(Work to complete) Copy the following lines exactly as they appear, leaving every character unchanged.

(Given information)

☆ ☆ ☆

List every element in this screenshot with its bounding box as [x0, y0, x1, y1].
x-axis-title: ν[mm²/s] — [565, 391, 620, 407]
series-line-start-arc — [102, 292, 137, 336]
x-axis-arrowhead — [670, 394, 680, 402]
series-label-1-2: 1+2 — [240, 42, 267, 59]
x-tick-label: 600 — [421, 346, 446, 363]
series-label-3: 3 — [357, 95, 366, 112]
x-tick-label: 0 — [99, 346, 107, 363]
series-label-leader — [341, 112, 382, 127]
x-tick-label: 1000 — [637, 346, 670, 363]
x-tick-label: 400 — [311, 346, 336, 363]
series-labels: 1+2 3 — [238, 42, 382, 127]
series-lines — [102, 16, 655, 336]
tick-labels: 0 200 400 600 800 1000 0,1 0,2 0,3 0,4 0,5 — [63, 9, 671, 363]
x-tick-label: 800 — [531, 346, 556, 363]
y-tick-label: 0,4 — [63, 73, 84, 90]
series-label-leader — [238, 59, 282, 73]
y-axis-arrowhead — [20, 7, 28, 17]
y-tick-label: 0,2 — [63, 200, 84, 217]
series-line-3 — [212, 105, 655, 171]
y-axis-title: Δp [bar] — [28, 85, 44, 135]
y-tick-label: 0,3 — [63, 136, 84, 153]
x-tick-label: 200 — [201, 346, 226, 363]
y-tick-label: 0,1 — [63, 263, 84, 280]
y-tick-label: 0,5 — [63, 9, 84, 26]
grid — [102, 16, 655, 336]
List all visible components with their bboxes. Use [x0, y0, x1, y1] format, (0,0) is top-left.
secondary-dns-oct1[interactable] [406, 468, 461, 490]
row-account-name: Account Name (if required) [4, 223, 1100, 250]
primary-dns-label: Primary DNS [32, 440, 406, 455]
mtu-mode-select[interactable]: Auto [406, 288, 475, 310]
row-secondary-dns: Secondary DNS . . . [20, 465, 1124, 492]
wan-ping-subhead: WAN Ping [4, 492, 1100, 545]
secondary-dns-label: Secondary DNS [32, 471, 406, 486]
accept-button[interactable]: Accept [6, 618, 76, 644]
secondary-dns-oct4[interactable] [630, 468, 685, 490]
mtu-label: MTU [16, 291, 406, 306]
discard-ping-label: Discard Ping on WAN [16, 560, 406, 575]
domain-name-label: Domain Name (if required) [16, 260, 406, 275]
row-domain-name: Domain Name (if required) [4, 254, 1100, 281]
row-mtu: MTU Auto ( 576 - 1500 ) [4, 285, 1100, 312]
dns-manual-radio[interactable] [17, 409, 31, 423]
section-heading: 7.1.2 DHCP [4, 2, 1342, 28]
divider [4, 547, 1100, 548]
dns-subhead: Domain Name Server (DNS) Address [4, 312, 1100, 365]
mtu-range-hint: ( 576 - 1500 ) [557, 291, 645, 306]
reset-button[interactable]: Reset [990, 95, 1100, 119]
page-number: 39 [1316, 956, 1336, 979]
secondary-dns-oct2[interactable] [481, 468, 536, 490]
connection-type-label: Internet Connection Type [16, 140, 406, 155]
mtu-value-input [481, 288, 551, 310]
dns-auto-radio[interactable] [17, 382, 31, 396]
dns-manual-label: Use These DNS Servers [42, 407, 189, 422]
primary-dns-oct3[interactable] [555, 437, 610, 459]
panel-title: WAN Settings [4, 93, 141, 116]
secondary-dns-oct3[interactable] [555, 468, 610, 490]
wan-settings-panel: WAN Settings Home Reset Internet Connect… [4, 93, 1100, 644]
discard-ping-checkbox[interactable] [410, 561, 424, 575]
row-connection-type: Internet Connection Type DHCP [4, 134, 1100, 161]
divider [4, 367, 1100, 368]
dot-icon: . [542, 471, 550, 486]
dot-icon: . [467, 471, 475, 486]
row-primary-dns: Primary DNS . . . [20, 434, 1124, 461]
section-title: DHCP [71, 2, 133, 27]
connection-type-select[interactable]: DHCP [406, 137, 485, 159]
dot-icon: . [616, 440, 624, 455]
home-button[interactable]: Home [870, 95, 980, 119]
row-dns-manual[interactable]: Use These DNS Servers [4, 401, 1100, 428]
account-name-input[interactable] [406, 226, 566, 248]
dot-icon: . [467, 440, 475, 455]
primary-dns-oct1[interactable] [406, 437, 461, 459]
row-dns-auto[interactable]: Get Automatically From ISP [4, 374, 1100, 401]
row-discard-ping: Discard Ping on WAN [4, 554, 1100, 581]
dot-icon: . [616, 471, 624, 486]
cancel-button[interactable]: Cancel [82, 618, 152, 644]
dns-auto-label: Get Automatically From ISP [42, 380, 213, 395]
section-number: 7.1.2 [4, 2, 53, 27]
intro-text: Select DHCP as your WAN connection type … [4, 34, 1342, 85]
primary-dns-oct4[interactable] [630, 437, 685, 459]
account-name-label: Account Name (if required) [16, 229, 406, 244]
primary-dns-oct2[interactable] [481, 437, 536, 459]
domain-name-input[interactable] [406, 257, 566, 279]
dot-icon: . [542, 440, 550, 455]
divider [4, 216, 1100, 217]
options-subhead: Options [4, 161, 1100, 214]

☆ ☆ ☆

(Solution to this exercise)
List every element in this screenshot with its bounding box as [x0, y0, x1, y1].
x-axis-title: ν[mm²/s] — [565, 391, 620, 407]
series-line-start-arc — [102, 292, 137, 336]
x-axis-arrowhead — [670, 394, 680, 402]
series-label-1-2: 1+2 — [240, 42, 267, 59]
x-tick-label: 600 — [421, 346, 446, 363]
series-label-3: 3 — [357, 95, 366, 112]
x-tick-label: 0 — [99, 346, 107, 363]
series-label-leader — [341, 112, 382, 127]
x-tick-label: 1000 — [637, 346, 670, 363]
x-tick-label: 400 — [311, 346, 336, 363]
series-labels: 1+2 3 — [238, 42, 382, 127]
series-lines — [102, 16, 655, 336]
tick-labels: 0 200 400 600 800 1000 0,1 0,2 0,3 0,4 0,5 — [63, 9, 671, 363]
x-tick-label: 800 — [531, 346, 556, 363]
y-tick-label: 0,4 — [63, 73, 84, 90]
series-label-leader — [238, 59, 282, 73]
y-axis-arrowhead — [20, 7, 28, 17]
y-tick-label: 0,2 — [63, 200, 84, 217]
series-line-3 — [212, 105, 655, 171]
y-axis-title: Δp [bar] — [28, 85, 44, 135]
y-tick-label: 0,3 — [63, 136, 84, 153]
x-tick-label: 200 — [201, 346, 226, 363]
y-tick-label: 0,1 — [63, 263, 84, 280]
y-tick-label: 0,5 — [63, 9, 84, 26]
grid — [102, 16, 655, 336]
List all visible components with their bboxes. Use [x0, y0, x1, y1] format, (0,0) is top-left.
secondary-dns-oct1[interactable] [406, 468, 461, 490]
row-account-name: Account Name (if required) [4, 223, 1100, 250]
primary-dns-label: Primary DNS [32, 440, 406, 455]
mtu-mode-select[interactable]: Auto [406, 288, 475, 310]
row-secondary-dns: Secondary DNS . . . [20, 465, 1124, 492]
wan-ping-subhead: WAN Ping [4, 492, 1100, 545]
secondary-dns-label: Secondary DNS [32, 471, 406, 486]
accept-button[interactable]: Accept [6, 618, 76, 644]
secondary-dns-oct4[interactable] [630, 468, 685, 490]
mtu-label: MTU [16, 291, 406, 306]
discard-ping-label: Discard Ping on WAN [16, 560, 406, 575]
domain-name-label: Domain Name (if required) [16, 260, 406, 275]
row-domain-name: Domain Name (if required) [4, 254, 1100, 281]
row-mtu: MTU Auto ( 576 - 1500 ) [4, 285, 1100, 312]
dns-manual-radio[interactable] [17, 409, 31, 423]
section-heading: 7.1.2 DHCP [4, 2, 1342, 28]
divider [4, 547, 1100, 548]
dns-subhead: Domain Name Server (DNS) Address [4, 312, 1100, 365]
mtu-range-hint: ( 576 - 1500 ) [557, 291, 645, 306]
reset-button[interactable]: Reset [990, 95, 1100, 119]
page-number: 39 [1316, 956, 1336, 979]
secondary-dns-oct2[interactable] [481, 468, 536, 490]
connection-type-label: Internet Connection Type [16, 140, 406, 155]
mtu-value-input [481, 288, 551, 310]
dns-auto-radio[interactable] [17, 382, 31, 396]
dns-manual-label: Use These DNS Servers [42, 407, 189, 422]
primary-dns-oct3[interactable] [555, 437, 610, 459]
panel-title: WAN Settings [4, 93, 141, 116]
secondary-dns-oct3[interactable] [555, 468, 610, 490]
wan-settings-panel: WAN Settings Home Reset Internet Connect… [4, 93, 1100, 644]
discard-ping-checkbox[interactable] [410, 561, 424, 575]
row-connection-type: Internet Connection Type DHCP [4, 134, 1100, 161]
divider [4, 367, 1100, 368]
dot-icon: . [542, 471, 550, 486]
dot-icon: . [467, 471, 475, 486]
row-primary-dns: Primary DNS . . . [20, 434, 1124, 461]
section-title: DHCP [71, 2, 133, 27]
connection-type-select[interactable]: DHCP [406, 137, 485, 159]
dot-icon: . [616, 440, 624, 455]
home-button[interactable]: Home [870, 95, 980, 119]
row-dns-manual[interactable]: Use These DNS Servers [4, 401, 1100, 428]
account-name-input[interactable] [406, 226, 566, 248]
dot-icon: . [467, 440, 475, 455]
primary-dns-oct1[interactable] [406, 437, 461, 459]
row-dns-auto[interactable]: Get Automatically From ISP [4, 374, 1100, 401]
row-discard-ping: Discard Ping on WAN [4, 554, 1100, 581]
dot-icon: . [616, 471, 624, 486]
cancel-button[interactable]: Cancel [82, 618, 152, 644]
dns-auto-label: Get Automatically From ISP [42, 380, 213, 395]
section-number: 7.1.2 [4, 2, 53, 27]
intro-text: Select DHCP as your WAN connection type … [4, 34, 1342, 85]
primary-dns-oct4[interactable] [630, 437, 685, 459]
account-name-label: Account Name (if required) [16, 229, 406, 244]
primary-dns-oct2[interactable] [481, 437, 536, 459]
domain-name-input[interactable] [406, 257, 566, 279]
dot-icon: . [542, 440, 550, 455]
divider [4, 216, 1100, 217]
options-subhead: Options [4, 161, 1100, 214]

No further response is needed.